● **Aim of the task**:
Repeat the records verbatim and leave the pictures out of your copy.

● **Source records**:
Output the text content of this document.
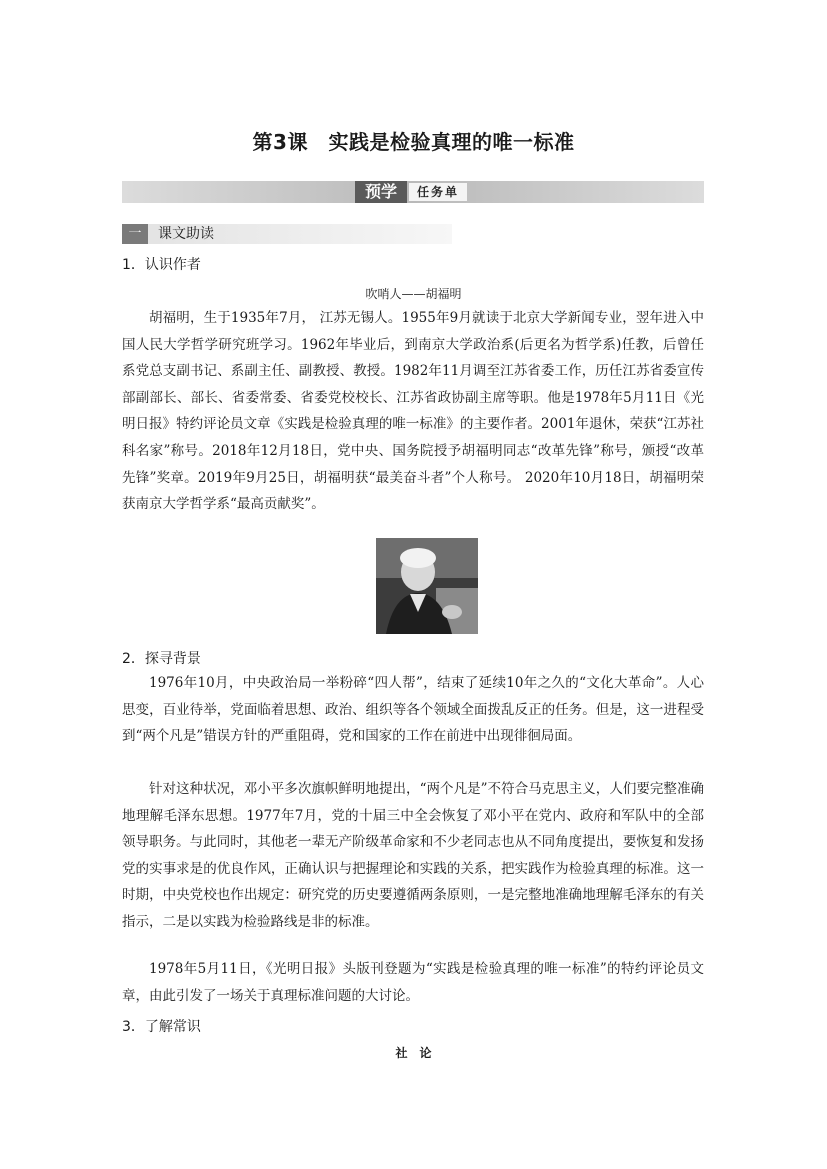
第3课　实践是检验真理的唯一标准
预学	任务单
一	课文助读
1．认识作者
吹哨人——胡福明

胡福明，生于1935年7月， 江苏无锡人。1955年9月就读于北京大学新闻专业，翌年进入中国人民大学哲学研究班学习。1962年毕业后，到南京大学政治系(后更名为哲学系)任教，后曾任系党总支副书记、系副主任、副教授、教授。1982年11月调至江苏省委工作，历任江苏省委宣传部副部长、部长、省委常委、省委党校校长、江苏省政协副主席等职。他是1978年5月11日《光明日报》特约评论员文章《实践是检验真理的唯一标准》的主要作者。2001年退休，荣获“江苏社科名家”称号。2018年12月18日，党中央、国务院授予胡福明同志“改革先锋”称号，颁授“改革先锋”奖章。2019年9月25日，胡福明获“最美奋斗者”个人称号。 2020年10月18日，胡福明荣获南京大学哲学系“最高贡献奖”。

2．探寻背景

1976年10月，中央政治局一举粉碎“四人帮”，结束了延续10年之久的“文化大革命”。人心思变，百业待举，党面临着思想、政治、组织等各个领域全面拨乱反正的任务。但是，这一进程受到“两个凡是”错误方针的严重阻碍，党和国家的工作在前进中出现徘徊局面。

针对这种状况，邓小平多次旗帜鲜明地提出，“两个凡是”不符合马克思主义，人们要完整准确地理解毛泽东思想。1977年7月，党的十届三中全会恢复了邓小平在党内、政府和军队中的全部领导职务。与此同时，其他老一辈无产阶级革命家和不少老同志也从不同角度提出，要恢复和发扬党的实事求是的优良作风，正确认识与把握理论和实践的关系，把实践作为检验真理的标准。这一时期，中央党校也作出规定：研究党的历史要遵循两条原则，一是完整地准确地理解毛泽东的有关指示，二是以实践为检验路线是非的标准。

1978年5月11日，《光明日报》头版刊登题为“实践是检验真理的唯一标准”的特约评论员文章，由此引发了一场关于真理标准问题的大讨论。

3．了解常识
社　论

● **Expected output**:
Output the text content of this document.
第3课　实践是检验真理的唯一标准
预学	任务单
一	课文助读
1．认识作者
吹哨人——胡福明

胡福明，生于1935年7月， 江苏无锡人。1955年9月就读于北京大学新闻专业，翌年进入中国人民大学哲学研究班学习。1962年毕业后，到南京大学政治系(后更名为哲学系)任教，后曾任系党总支副书记、系副主任、副教授、教授。1982年11月调至江苏省委工作，历任江苏省委宣传部副部长、部长、省委常委、省委党校校长、江苏省政协副主席等职。他是1978年5月11日《光明日报》特约评论员文章《实践是检验真理的唯一标准》的主要作者。2001年退休，荣获“江苏社科名家”称号。2018年12月18日，党中央、国务院授予胡福明同志“改革先锋”称号，颁授“改革先锋”奖章。2019年9月25日，胡福明获“最美奋斗者”个人称号。 2020年10月18日，胡福明荣获南京大学哲学系“最高贡献奖”。

2．探寻背景

1976年10月，中央政治局一举粉碎“四人帮”，结束了延续10年之久的“文化大革命”。人心思变，百业待举，党面临着思想、政治、组织等各个领域全面拨乱反正的任务。但是，这一进程受到“两个凡是”错误方针的严重阻碍，党和国家的工作在前进中出现徘徊局面。

针对这种状况，邓小平多次旗帜鲜明地提出，“两个凡是”不符合马克思主义，人们要完整准确地理解毛泽东思想。1977年7月，党的十届三中全会恢复了邓小平在党内、政府和军队中的全部领导职务。与此同时，其他老一辈无产阶级革命家和不少老同志也从不同角度提出，要恢复和发扬党的实事求是的优良作风，正确认识与把握理论和实践的关系，把实践作为检验真理的标准。这一时期，中央党校也作出规定：研究党的历史要遵循两条原则，一是完整地准确地理解毛泽东的有关指示，二是以实践为检验路线是非的标准。

1978年5月11日，《光明日报》头版刊登题为“实践是检验真理的唯一标准”的特约评论员文章，由此引发了一场关于真理标准问题的大讨论。

3．了解常识
社　论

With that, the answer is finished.